> _PROBLEM SET_:
• 1. List the ingredients of the "Four Golden Ingredients" potion from the blog post on healing shingles sores.
• 2. Please print the part of the blog post starting with "My first warnings" and going on through "as an antiinflammatory.".

> _TEXT_:
Tuesday, February 12, 2019
Class in Session: Scar-Busters
"Chicks dig scars."
"Her acne's loads better!" ("Her nose is off-center.")
I'd say it started with a super-intense evening of working out at the local community center last week, my first visit to their pool, hot tub and weight room. But really, it started before that . . . with all the sugar and fat I'd been eating.
My first warnings were the nasty little patch of broken-out skin on my jaw, which I took to be pimples at first, and a couple of swollen lymph nodes. I covered the nasty pimple patch with a simple bandage (tape and toilet paper; ghetto potist, here) to hold in an ointment. The lymph business suggested to me I'd compromised my immune system, so my first internal cure was a no-brainer: I reached for the garlic, and also turneric as an antiinflammatory.
The "Four Golden Ingredients" potion above contains: raw garlic, turmeric, ginger and honey. Under the bandage I tried Prid, a powerful drawing salve that can take a pimple from "well-up" stage to a head overnight (available at Walgreens):
But the pimples didn't come to a head, rather they stayed swollen and also opened into painful sores. Was I in for a nasty surprise: I had shingles! Thankfully, a mild case --- a severe case can hospitalize someone. But all the signs were there, from the oozing sores to multiple swollen lymph nodes only on one side of the body. Shingles stems from the chickenpox virus, which never leaves you once you've had it (it goes dormant in the base of your spine, how sodding weird is that?). If you tax your immune system to an insane degree, it can re-erupt . . . which I apparently did!
My next major step, keeping the sores covered, was to make a remedy to minimize the potential for scarring. I had chickenpox and thus know it can leave deep, ugly craters if one isn't careful, and craters are definitely not a sexy type of scar, thank you. So I made a scar oil formula (above):
1 dram Base: olive
9 drops Carrot seed
6 drops Helichrysum
3 drops Lavender
3 drops Rosemary
Carrot seed and Helichrysum are the main drivers here, with Lavender a strong second.
Over this oil, I also smeared a store-bought ointment (too unwieldy and short-notice to make it myself, I have no lab and wanted to heal now), containing Comfrey, Calendula, Plaintain and beeswax.
Update, two weeks later:
A darker patch of slightly thicker skin is still there, which I can resume treating with the oil, but I successfully avoided gaping craters, despite the repeated forming of those nasty deep scabs! Removing those, followed by fresh application of both oil and ointment, did the job.

(Dataset entries)

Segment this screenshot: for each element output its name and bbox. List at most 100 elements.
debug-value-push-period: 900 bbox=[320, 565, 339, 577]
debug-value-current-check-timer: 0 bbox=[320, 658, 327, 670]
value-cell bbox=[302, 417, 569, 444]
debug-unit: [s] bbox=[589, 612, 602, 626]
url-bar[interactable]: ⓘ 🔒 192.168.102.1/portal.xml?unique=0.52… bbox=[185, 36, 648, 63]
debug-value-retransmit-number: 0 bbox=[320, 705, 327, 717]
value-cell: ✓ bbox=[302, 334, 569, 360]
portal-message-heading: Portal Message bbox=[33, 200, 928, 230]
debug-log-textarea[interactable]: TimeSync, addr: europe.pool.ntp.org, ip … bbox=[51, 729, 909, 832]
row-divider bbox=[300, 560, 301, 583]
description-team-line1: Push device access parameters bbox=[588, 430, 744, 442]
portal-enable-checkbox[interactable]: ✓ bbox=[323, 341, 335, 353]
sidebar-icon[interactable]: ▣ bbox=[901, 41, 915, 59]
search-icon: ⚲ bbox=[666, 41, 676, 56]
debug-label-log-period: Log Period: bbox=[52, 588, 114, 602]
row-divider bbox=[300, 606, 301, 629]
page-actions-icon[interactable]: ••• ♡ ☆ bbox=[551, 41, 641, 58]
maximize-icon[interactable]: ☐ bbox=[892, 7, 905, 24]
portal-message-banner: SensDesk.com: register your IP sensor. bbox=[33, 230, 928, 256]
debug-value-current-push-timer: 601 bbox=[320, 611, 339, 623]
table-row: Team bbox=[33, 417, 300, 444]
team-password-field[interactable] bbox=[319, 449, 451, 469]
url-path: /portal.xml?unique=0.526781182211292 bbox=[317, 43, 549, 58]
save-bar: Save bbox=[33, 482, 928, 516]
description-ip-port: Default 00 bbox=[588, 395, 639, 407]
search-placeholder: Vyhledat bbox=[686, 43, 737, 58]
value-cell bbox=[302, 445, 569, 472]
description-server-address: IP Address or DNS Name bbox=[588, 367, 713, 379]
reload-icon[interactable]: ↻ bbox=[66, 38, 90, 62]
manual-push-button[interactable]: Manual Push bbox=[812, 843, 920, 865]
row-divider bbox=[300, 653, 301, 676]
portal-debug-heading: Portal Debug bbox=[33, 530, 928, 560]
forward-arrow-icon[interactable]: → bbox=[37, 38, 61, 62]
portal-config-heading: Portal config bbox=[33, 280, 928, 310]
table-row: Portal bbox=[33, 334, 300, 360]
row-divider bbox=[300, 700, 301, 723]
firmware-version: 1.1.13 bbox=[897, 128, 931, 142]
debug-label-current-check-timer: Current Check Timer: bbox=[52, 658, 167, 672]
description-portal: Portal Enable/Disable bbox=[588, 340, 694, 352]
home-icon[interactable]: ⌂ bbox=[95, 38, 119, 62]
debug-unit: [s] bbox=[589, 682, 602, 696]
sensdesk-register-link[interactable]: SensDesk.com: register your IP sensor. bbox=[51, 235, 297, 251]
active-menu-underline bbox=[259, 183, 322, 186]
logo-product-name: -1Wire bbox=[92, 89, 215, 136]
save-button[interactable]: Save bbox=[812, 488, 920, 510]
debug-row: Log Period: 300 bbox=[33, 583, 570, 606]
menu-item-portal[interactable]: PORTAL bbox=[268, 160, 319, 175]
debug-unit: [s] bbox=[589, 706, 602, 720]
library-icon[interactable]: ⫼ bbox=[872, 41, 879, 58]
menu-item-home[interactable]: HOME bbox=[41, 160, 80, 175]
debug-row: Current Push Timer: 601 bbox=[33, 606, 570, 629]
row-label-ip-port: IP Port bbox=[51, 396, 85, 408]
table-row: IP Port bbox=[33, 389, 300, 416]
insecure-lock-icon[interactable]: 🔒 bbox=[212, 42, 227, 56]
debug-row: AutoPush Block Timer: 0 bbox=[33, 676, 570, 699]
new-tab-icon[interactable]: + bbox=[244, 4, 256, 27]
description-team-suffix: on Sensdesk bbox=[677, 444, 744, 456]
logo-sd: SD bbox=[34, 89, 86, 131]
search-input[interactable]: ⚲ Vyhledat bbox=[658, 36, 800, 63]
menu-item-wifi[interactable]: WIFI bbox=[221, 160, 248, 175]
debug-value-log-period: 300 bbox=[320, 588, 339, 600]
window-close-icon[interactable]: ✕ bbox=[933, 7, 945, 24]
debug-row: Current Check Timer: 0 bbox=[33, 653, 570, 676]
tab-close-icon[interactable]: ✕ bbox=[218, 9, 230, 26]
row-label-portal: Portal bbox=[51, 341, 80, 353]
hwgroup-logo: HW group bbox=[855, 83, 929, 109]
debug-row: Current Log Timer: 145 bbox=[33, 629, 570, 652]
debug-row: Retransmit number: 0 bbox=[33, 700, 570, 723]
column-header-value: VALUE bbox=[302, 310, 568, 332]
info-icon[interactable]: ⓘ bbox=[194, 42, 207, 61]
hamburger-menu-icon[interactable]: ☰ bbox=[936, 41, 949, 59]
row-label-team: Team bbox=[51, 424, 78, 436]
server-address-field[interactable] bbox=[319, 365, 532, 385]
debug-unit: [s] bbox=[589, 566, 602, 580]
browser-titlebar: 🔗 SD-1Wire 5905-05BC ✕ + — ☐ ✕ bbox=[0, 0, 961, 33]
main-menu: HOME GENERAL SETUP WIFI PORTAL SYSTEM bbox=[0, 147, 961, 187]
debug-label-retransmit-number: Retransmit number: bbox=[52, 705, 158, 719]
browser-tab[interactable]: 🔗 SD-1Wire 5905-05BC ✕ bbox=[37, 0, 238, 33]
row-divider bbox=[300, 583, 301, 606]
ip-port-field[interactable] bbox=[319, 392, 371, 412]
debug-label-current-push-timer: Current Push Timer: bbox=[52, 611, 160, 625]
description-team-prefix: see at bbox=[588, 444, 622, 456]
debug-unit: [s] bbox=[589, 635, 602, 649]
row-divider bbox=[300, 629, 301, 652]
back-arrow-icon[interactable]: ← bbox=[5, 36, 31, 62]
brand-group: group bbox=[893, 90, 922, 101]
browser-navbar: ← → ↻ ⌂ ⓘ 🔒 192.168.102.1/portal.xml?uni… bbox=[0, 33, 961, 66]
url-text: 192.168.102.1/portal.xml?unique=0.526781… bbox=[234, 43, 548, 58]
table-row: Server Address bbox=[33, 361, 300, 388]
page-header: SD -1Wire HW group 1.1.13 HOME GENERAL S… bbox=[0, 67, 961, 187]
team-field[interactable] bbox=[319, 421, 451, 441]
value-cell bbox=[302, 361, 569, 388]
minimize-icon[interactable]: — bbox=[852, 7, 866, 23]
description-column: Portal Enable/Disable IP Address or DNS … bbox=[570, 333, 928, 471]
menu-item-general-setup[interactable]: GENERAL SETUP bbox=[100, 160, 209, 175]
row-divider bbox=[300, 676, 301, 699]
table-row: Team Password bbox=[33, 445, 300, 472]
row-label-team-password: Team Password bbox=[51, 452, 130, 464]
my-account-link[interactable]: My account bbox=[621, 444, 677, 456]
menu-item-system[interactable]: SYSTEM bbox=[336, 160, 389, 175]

> _OUTPUTS IN ORDER_:
• 1. Raw garlic, turmeric, ginger and honey.

• 2.
My first warnings were the nasty little patch of broken-out skin on my jaw, which I took to be pimples at first, and a couple of swollen lymph nodes. I covered the nasty pimple patch with a simple bandage (tape and toilet paper; ghetto potist, here) to hold in an ointment. The lymph business suggested to me I'd compromised my immune system, so my first internal cure was a no-brainer: I reached for the garlic, and also turneric as an antiinflammatory.